**Description of the task**
Work out how many lines of the records contain "Germain". Answer with the number and nothing else.

**Input rows**
- - -

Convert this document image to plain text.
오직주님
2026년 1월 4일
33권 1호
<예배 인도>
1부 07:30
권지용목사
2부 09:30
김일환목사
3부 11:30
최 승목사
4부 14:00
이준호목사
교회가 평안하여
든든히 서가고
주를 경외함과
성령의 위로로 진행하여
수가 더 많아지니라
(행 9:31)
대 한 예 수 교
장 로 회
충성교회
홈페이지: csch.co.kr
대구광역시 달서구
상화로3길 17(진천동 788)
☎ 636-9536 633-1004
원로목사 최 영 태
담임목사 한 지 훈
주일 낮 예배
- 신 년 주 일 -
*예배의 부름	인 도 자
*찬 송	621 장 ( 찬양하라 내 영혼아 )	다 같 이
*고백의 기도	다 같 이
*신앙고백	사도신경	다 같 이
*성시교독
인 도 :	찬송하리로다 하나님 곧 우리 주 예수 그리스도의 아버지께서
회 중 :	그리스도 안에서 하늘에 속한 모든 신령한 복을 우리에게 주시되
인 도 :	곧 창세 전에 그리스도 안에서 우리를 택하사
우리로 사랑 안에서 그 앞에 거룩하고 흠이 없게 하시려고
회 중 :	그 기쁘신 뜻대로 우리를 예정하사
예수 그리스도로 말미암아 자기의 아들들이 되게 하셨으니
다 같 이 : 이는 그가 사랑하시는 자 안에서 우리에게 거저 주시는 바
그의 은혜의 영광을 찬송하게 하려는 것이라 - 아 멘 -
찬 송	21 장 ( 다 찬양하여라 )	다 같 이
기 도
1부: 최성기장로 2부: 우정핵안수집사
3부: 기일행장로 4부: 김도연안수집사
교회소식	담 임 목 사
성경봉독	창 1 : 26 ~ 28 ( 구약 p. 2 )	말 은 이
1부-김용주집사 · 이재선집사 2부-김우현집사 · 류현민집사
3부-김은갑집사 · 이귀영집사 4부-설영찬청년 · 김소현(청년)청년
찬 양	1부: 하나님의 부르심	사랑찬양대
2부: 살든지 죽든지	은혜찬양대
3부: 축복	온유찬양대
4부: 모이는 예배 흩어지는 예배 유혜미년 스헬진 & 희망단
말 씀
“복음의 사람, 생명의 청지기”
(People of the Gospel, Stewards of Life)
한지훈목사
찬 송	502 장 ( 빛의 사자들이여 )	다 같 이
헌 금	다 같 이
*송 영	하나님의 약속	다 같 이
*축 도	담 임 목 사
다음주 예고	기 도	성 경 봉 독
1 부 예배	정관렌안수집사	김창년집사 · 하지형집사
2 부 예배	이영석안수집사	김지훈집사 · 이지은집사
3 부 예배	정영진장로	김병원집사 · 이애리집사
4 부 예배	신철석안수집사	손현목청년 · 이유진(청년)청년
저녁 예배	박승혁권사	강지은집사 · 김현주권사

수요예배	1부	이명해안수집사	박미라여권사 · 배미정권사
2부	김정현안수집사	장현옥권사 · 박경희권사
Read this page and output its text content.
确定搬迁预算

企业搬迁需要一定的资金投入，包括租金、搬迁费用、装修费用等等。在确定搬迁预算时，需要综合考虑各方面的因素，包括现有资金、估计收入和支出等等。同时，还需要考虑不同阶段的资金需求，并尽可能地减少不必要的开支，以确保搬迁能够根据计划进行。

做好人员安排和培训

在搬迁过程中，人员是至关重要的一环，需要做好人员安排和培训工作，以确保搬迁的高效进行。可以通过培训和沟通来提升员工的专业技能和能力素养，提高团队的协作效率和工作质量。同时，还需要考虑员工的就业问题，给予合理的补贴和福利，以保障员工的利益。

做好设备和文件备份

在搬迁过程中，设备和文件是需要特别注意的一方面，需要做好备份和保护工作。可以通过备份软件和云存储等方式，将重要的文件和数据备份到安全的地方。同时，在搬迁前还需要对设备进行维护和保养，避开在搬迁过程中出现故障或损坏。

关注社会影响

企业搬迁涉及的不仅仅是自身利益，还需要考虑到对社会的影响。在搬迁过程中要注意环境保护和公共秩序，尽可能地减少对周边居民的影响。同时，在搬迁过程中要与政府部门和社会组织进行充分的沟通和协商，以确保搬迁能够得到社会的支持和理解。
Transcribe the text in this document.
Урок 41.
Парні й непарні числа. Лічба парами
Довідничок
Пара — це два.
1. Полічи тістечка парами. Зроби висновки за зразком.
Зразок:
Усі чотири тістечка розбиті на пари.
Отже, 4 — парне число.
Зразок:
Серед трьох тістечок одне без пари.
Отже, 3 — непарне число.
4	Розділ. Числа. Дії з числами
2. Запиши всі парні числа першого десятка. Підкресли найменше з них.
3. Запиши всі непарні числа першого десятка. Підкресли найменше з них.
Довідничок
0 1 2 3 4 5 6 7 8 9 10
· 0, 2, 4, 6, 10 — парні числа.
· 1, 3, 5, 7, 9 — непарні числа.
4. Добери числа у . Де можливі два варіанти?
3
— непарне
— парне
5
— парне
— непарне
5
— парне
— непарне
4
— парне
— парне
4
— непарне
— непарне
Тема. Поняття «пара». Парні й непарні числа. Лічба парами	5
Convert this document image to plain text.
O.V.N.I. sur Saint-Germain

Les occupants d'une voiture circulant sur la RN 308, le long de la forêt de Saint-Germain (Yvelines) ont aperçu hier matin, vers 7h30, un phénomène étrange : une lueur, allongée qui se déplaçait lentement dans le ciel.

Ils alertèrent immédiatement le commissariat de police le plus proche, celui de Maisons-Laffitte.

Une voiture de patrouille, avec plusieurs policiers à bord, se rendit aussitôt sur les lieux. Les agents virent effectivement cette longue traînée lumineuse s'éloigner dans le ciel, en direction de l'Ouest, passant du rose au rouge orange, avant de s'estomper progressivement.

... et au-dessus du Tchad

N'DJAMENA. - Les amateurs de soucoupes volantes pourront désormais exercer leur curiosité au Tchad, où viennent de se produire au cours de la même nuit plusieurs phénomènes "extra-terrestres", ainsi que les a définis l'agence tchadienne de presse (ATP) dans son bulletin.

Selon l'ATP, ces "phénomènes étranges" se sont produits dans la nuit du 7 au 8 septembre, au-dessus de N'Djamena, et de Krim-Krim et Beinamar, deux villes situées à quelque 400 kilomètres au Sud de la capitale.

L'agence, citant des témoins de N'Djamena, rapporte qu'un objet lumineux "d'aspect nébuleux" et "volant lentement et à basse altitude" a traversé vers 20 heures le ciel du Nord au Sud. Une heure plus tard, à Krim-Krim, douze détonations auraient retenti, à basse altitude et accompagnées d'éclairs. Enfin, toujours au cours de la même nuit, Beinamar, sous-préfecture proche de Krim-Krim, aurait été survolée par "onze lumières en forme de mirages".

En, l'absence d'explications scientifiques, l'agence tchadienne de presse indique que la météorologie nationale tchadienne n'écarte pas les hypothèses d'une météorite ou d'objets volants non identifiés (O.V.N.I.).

- - -

**Full response**
2